Exercise goal
Look through the listing below and work out how many of its lines hold the word "قسمة". Give only the number.

= = = = =

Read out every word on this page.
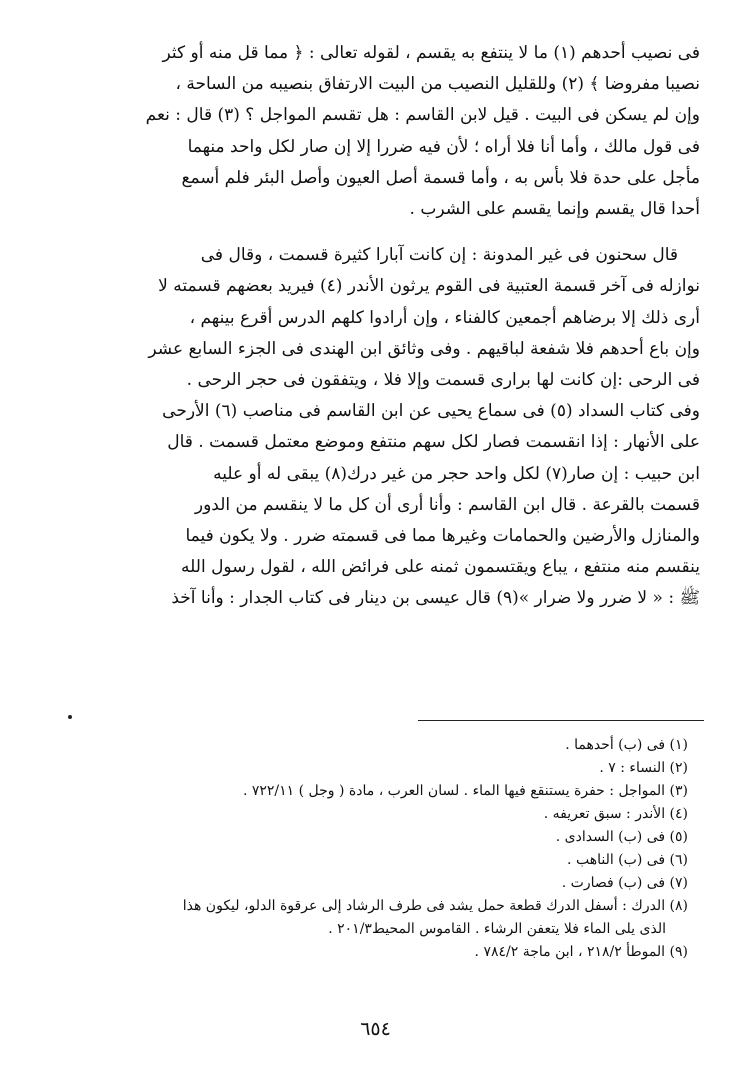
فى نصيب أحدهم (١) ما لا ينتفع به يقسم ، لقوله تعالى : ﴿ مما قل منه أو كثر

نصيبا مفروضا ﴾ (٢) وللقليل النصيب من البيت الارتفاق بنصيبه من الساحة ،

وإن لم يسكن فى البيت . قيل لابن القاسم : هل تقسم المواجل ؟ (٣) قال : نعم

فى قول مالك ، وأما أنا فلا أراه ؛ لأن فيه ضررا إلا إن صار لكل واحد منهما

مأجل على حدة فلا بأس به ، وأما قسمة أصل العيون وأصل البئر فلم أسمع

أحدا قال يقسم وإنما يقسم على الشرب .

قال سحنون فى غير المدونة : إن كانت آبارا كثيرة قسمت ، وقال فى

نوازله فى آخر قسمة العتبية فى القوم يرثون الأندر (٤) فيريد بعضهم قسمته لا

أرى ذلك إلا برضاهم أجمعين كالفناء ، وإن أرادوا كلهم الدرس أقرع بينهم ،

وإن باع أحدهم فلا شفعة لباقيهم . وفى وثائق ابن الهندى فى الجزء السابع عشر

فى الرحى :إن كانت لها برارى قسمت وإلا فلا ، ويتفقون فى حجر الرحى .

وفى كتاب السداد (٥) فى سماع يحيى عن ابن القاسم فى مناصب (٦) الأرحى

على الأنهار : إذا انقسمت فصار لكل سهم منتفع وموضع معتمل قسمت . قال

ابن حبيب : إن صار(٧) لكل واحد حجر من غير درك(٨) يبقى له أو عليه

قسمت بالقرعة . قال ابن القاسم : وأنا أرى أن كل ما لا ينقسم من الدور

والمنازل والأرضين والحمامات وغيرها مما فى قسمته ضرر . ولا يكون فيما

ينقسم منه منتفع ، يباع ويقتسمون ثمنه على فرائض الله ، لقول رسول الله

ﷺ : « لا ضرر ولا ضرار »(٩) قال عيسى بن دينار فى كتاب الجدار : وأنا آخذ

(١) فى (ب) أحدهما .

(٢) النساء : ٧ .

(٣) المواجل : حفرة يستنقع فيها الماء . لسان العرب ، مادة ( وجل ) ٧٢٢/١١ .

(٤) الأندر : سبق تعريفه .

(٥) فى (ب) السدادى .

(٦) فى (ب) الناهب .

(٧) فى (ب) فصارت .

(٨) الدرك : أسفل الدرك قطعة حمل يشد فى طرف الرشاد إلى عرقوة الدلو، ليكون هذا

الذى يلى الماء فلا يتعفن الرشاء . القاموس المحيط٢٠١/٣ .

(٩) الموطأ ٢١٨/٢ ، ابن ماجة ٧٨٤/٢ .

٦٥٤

= = = = =

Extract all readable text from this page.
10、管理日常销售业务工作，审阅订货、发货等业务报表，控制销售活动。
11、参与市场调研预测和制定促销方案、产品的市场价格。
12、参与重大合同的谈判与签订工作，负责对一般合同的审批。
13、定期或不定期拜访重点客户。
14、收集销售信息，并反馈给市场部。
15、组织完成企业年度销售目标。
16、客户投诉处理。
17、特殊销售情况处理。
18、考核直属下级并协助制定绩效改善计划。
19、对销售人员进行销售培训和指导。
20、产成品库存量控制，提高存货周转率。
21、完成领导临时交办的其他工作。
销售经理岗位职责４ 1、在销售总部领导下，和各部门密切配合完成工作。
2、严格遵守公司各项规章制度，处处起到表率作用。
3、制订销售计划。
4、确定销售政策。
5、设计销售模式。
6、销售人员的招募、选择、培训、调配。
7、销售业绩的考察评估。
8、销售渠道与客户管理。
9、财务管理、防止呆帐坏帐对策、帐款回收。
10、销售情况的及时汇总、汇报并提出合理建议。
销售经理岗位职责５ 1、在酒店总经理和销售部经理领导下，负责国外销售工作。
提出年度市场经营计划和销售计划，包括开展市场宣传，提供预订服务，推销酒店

= = = = =

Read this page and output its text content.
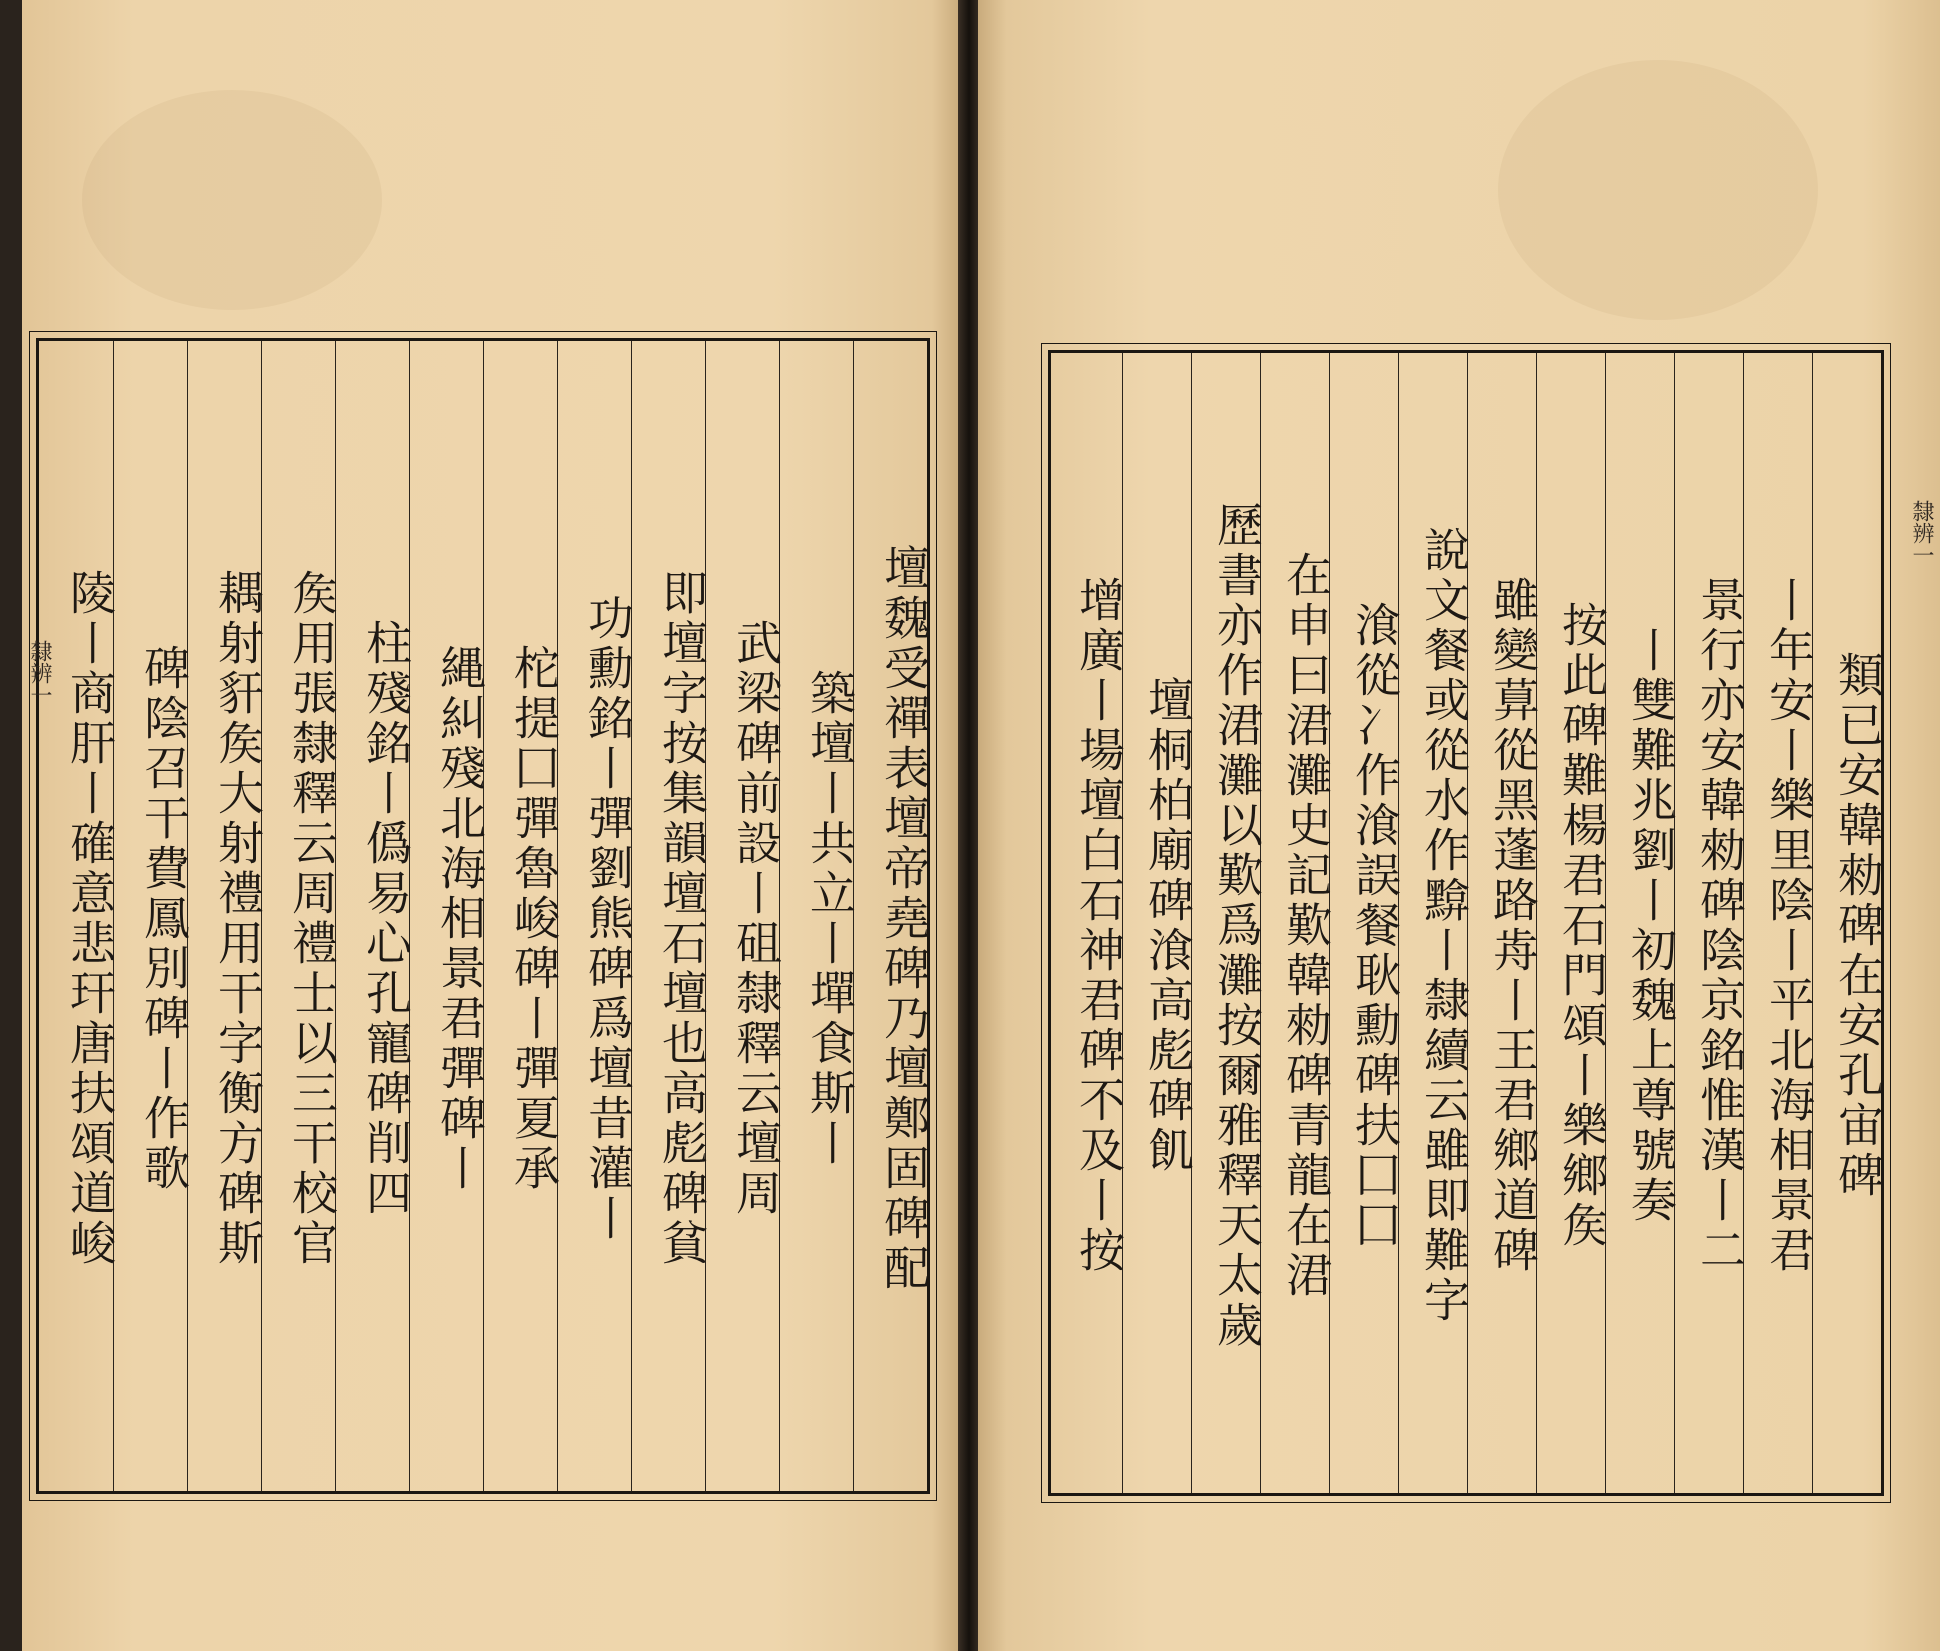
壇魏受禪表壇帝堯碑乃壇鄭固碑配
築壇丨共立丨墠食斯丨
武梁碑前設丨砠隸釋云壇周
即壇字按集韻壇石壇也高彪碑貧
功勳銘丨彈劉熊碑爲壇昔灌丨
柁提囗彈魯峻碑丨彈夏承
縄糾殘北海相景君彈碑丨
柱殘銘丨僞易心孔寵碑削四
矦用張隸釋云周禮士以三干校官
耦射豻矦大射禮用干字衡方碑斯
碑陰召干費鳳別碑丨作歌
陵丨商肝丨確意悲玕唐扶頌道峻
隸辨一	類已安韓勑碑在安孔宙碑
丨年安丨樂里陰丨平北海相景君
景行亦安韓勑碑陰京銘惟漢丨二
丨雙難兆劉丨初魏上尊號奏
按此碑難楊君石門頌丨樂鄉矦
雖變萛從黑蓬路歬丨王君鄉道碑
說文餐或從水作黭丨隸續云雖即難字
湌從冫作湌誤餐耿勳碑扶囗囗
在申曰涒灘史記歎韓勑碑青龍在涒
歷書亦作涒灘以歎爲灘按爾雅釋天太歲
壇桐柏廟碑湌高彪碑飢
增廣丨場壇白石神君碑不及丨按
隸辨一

= = = = =

Problem solution
2